#### [EXERCISE INSTRUCTIONS]
Each entry below needs to be transcribed verbatim; the images should not appear.

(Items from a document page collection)
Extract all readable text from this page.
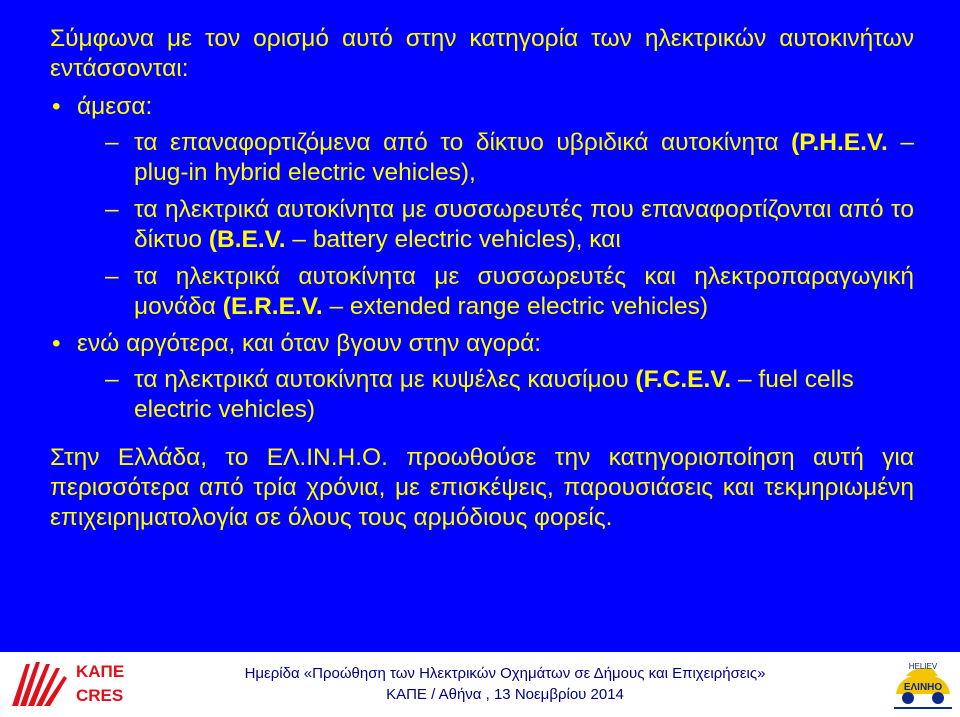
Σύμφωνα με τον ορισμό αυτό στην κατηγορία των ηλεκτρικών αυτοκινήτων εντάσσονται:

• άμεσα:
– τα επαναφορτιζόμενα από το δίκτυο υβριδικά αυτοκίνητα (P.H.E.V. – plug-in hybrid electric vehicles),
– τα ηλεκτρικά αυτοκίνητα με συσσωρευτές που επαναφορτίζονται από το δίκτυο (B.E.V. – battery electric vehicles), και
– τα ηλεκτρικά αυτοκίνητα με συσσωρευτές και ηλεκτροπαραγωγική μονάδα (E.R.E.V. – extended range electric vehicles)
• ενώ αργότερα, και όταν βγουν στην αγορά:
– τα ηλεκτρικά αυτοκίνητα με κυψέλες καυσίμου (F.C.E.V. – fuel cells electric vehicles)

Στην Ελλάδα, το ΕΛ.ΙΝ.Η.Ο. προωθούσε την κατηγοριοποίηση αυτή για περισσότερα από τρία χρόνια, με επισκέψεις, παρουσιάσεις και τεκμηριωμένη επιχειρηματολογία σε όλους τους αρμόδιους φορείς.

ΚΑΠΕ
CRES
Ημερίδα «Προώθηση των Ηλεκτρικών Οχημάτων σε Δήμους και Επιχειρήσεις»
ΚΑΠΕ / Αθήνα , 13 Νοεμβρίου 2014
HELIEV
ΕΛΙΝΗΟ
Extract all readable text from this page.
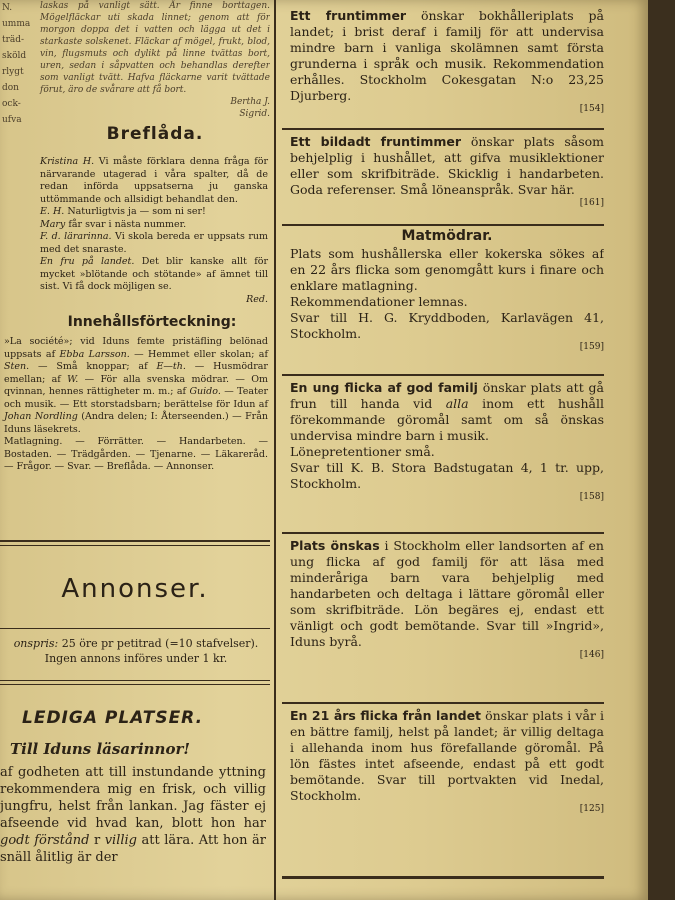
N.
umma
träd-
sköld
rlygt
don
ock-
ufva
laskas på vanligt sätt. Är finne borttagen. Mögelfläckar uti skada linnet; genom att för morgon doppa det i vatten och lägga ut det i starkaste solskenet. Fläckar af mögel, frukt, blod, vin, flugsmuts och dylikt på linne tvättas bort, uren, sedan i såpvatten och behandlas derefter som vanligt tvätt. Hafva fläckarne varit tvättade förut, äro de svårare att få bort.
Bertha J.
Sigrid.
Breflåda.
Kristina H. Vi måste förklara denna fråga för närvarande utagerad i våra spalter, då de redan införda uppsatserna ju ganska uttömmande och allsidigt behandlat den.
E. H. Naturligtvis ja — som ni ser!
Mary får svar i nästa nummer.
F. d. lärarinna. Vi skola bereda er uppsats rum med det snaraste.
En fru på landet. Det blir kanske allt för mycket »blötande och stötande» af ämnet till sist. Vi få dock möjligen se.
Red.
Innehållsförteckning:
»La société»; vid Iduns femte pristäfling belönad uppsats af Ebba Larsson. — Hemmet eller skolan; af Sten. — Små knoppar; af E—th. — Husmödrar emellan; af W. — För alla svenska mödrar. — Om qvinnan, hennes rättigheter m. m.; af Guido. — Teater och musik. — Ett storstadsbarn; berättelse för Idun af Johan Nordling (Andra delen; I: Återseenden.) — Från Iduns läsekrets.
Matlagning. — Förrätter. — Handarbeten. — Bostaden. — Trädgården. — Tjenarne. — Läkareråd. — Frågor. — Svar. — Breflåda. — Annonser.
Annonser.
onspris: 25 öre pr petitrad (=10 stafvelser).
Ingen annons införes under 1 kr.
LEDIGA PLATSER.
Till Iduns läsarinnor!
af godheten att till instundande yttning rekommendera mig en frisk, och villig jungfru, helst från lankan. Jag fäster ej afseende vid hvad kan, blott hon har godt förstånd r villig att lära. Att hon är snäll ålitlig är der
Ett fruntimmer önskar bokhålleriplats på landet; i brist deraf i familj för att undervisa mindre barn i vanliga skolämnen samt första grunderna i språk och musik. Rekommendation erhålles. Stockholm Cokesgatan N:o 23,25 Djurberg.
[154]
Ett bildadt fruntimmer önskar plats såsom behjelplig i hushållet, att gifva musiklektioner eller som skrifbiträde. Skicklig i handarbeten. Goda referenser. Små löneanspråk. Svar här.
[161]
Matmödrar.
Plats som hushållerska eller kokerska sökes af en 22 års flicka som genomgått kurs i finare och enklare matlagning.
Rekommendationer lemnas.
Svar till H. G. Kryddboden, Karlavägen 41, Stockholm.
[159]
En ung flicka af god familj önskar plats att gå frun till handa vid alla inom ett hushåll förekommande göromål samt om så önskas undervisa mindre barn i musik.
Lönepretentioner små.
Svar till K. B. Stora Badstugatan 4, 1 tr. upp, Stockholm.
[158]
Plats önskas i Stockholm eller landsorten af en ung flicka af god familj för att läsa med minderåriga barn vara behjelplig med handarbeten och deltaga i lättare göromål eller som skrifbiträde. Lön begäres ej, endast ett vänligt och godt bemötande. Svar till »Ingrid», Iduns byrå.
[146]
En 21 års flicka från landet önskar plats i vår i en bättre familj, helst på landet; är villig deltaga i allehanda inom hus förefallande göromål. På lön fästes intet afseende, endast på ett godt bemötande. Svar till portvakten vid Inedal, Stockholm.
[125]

#### [SOLUTION FOR THIS PROBLEM]
Extract all readable text from this page.
Σύμφωνα με τον ορισμό αυτό στην κατηγορία των ηλεκτρικών αυτοκινήτων εντάσσονται:

• άμεσα:
– τα επαναφορτιζόμενα από το δίκτυο υβριδικά αυτοκίνητα (P.H.E.V. – plug-in hybrid electric vehicles),
– τα ηλεκτρικά αυτοκίνητα με συσσωρευτές που επαναφορτίζονται από το δίκτυο (B.E.V. – battery electric vehicles), και
– τα ηλεκτρικά αυτοκίνητα με συσσωρευτές και ηλεκτροπαραγωγική μονάδα (E.R.E.V. – extended range electric vehicles)
• ενώ αργότερα, και όταν βγουν στην αγορά:
– τα ηλεκτρικά αυτοκίνητα με κυψέλες καυσίμου (F.C.E.V. – fuel cells electric vehicles)

Στην Ελλάδα, το ΕΛ.ΙΝ.Η.Ο. προωθούσε την κατηγοριοποίηση αυτή για περισσότερα από τρία χρόνια, με επισκέψεις, παρουσιάσεις και τεκμηριωμένη επιχειρηματολογία σε όλους τους αρμόδιους φορείς.

ΚΑΠΕ
CRES
Ημερίδα «Προώθηση των Ηλεκτρικών Οχημάτων σε Δήμους και Επιχειρήσεις»
ΚΑΠΕ / Αθήνα , 13 Νοεμβρίου 2014
HELIEV
ΕΛΙΝΗΟ
Extract all readable text from this page.
N.
umma
träd-
sköld
rlygt
don
ock-
ufva
laskas på vanligt sätt. Är finne borttagen. Mögelfläckar uti skada linnet; genom att för morgon doppa det i vatten och lägga ut det i starkaste solskenet. Fläckar af mögel, frukt, blod, vin, flugsmuts och dylikt på linne tvättas bort, uren, sedan i såpvatten och behandlas derefter som vanligt tvätt. Hafva fläckarne varit tvättade förut, äro de svårare att få bort.
Bertha J.
Sigrid.
Breflåda.
Kristina H. Vi måste förklara denna fråga för närvarande utagerad i våra spalter, då de redan införda uppsatserna ju ganska uttömmande och allsidigt behandlat den.
E. H. Naturligtvis ja — som ni ser!
Mary får svar i nästa nummer.
F. d. lärarinna. Vi skola bereda er uppsats rum med det snaraste.
En fru på landet. Det blir kanske allt för mycket »blötande och stötande» af ämnet till sist. Vi få dock möjligen se.
Red.
Innehållsförteckning:
»La société»; vid Iduns femte pristäfling belönad uppsats af Ebba Larsson. — Hemmet eller skolan; af Sten. — Små knoppar; af E—th. — Husmödrar emellan; af W. — För alla svenska mödrar. — Om qvinnan, hennes rättigheter m. m.; af Guido. — Teater och musik. — Ett storstadsbarn; berättelse för Idun af Johan Nordling (Andra delen; I: Återseenden.) — Från Iduns läsekrets.
Matlagning. — Förrätter. — Handarbeten. — Bostaden. — Trädgården. — Tjenarne. — Läkareråd. — Frågor. — Svar. — Breflåda. — Annonser.
Annonser.
onspris: 25 öre pr petitrad (=10 stafvelser).
Ingen annons införes under 1 kr.
LEDIGA PLATSER.
Till Iduns läsarinnor!
af godheten att till instundande yttning rekommendera mig en frisk, och villig jungfru, helst från lankan. Jag fäster ej afseende vid hvad kan, blott hon har godt förstånd r villig att lära. Att hon är snäll ålitlig är der
Ett fruntimmer önskar bokhålleriplats på landet; i brist deraf i familj för att undervisa mindre barn i vanliga skolämnen samt första grunderna i språk och musik. Rekommendation erhålles. Stockholm Cokesgatan N:o 23,25 Djurberg.
[154]
Ett bildadt fruntimmer önskar plats såsom behjelplig i hushållet, att gifva musiklektioner eller som skrifbiträde. Skicklig i handarbeten. Goda referenser. Små löneanspråk. Svar här.
[161]
Matmödrar.
Plats som hushållerska eller kokerska sökes af en 22 års flicka som genomgått kurs i finare och enklare matlagning.
Rekommendationer lemnas.
Svar till H. G. Kryddboden, Karlavägen 41, Stockholm.
[159]
En ung flicka af god familj önskar plats att gå frun till handa vid alla inom ett hushåll förekommande göromål samt om så önskas undervisa mindre barn i musik.
Lönepretentioner små.
Svar till K. B. Stora Badstugatan 4, 1 tr. upp, Stockholm.
[158]
Plats önskas i Stockholm eller landsorten af en ung flicka af god familj för att läsa med minderåriga barn vara behjelplig med handarbeten och deltaga i lättare göromål eller som skrifbiträde. Lön begäres ej, endast ett vänligt och godt bemötande. Svar till »Ingrid», Iduns byrå.
[146]
En 21 års flicka från landet önskar plats i vår i en bättre familj, helst på landet; är villig deltaga i allehanda inom hus förefallande göromål. På lön fästes intet afseende, endast på ett godt bemötande. Svar till portvakten vid Inedal, Stockholm.
[125]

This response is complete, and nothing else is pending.